• [Directive]
Output the full listing word for word.

>> START Data lines

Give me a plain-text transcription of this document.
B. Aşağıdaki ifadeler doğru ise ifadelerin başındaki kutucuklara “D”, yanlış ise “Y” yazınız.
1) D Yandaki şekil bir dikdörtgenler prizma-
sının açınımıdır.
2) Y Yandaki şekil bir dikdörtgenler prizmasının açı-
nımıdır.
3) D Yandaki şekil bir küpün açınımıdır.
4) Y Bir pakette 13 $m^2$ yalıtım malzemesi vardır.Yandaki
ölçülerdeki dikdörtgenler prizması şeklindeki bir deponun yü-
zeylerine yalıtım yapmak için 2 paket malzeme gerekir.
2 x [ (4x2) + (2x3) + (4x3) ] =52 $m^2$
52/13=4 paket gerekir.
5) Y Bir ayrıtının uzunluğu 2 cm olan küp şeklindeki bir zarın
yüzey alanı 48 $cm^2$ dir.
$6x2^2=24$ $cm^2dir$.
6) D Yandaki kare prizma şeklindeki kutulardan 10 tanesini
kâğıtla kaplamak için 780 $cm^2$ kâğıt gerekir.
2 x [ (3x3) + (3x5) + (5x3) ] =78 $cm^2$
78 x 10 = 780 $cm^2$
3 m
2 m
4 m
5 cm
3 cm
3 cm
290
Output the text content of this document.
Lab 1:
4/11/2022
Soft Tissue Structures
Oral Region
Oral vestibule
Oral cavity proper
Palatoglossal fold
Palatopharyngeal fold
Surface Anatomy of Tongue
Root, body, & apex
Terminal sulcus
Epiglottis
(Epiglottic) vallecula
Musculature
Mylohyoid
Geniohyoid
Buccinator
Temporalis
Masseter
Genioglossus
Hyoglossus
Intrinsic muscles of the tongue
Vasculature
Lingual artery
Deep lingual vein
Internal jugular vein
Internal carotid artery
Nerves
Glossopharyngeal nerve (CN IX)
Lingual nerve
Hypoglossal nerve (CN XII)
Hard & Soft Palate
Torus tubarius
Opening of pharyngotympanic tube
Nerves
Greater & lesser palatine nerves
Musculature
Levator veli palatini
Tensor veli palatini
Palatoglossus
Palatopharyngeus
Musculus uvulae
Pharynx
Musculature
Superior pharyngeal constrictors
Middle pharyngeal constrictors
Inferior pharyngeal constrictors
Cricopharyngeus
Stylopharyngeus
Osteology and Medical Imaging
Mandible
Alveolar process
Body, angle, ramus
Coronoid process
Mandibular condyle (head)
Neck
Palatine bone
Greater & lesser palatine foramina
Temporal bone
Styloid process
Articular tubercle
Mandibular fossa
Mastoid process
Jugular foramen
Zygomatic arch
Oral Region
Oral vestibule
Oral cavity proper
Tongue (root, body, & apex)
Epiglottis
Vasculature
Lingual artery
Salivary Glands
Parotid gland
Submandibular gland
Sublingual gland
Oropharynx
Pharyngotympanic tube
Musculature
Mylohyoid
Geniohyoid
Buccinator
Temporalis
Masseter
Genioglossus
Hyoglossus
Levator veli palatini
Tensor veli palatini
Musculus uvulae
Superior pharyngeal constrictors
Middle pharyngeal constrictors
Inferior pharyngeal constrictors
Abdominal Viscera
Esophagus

>> END Data lines

• [Task response]
Give me a plain-text transcription of this document.
B. Aşağıdaki ifadeler doğru ise ifadelerin başındaki kutucuklara “D”, yanlış ise “Y” yazınız.
1) D Yandaki şekil bir dikdörtgenler prizma-
sının açınımıdır.
2) Y Yandaki şekil bir dikdörtgenler prizmasının açı-
nımıdır.
3) D Yandaki şekil bir küpün açınımıdır.
4) Y Bir pakette 13 $m^2$ yalıtım malzemesi vardır.Yandaki
ölçülerdeki dikdörtgenler prizması şeklindeki bir deponun yü-
zeylerine yalıtım yapmak için 2 paket malzeme gerekir.
2 x [ (4x2) + (2x3) + (4x3) ] =52 $m^2$
52/13=4 paket gerekir.
5) Y Bir ayrıtının uzunluğu 2 cm olan küp şeklindeki bir zarın
yüzey alanı 48 $cm^2$ dir.
$6x2^2=24$ $cm^2dir$.
6) D Yandaki kare prizma şeklindeki kutulardan 10 tanesini
kâğıtla kaplamak için 780 $cm^2$ kâğıt gerekir.
2 x [ (3x3) + (3x5) + (5x3) ] =78 $cm^2$
78 x 10 = 780 $cm^2$
3 m
2 m
4 m
5 cm
3 cm
3 cm
290
Output the text content of this document.
Lab 1:
4/11/2022
Soft Tissue Structures
Oral Region
Oral vestibule
Oral cavity proper
Palatoglossal fold
Palatopharyngeal fold
Surface Anatomy of Tongue
Root, body, & apex
Terminal sulcus
Epiglottis
(Epiglottic) vallecula
Musculature
Mylohyoid
Geniohyoid
Buccinator
Temporalis
Masseter
Genioglossus
Hyoglossus
Intrinsic muscles of the tongue
Vasculature
Lingual artery
Deep lingual vein
Internal jugular vein
Internal carotid artery
Nerves
Glossopharyngeal nerve (CN IX)
Lingual nerve
Hypoglossal nerve (CN XII)
Hard & Soft Palate
Torus tubarius
Opening of pharyngotympanic tube
Nerves
Greater & lesser palatine nerves
Musculature
Levator veli palatini
Tensor veli palatini
Palatoglossus
Palatopharyngeus
Musculus uvulae
Pharynx
Musculature
Superior pharyngeal constrictors
Middle pharyngeal constrictors
Inferior pharyngeal constrictors
Cricopharyngeus
Stylopharyngeus
Osteology and Medical Imaging
Mandible
Alveolar process
Body, angle, ramus
Coronoid process
Mandibular condyle (head)
Neck
Palatine bone
Greater & lesser palatine foramina
Temporal bone
Styloid process
Articular tubercle
Mandibular fossa
Mastoid process
Jugular foramen
Zygomatic arch
Oral Region
Oral vestibule
Oral cavity proper
Tongue (root, body, & apex)
Epiglottis
Vasculature
Lingual artery
Salivary Glands
Parotid gland
Submandibular gland
Sublingual gland
Oropharynx
Pharyngotympanic tube
Musculature
Mylohyoid
Geniohyoid
Buccinator
Temporalis
Masseter
Genioglossus
Hyoglossus
Levator veli palatini
Tensor veli palatini
Musculus uvulae
Superior pharyngeal constrictors
Middle pharyngeal constrictors
Inferior pharyngeal constrictors
Abdominal Viscera
Esophagus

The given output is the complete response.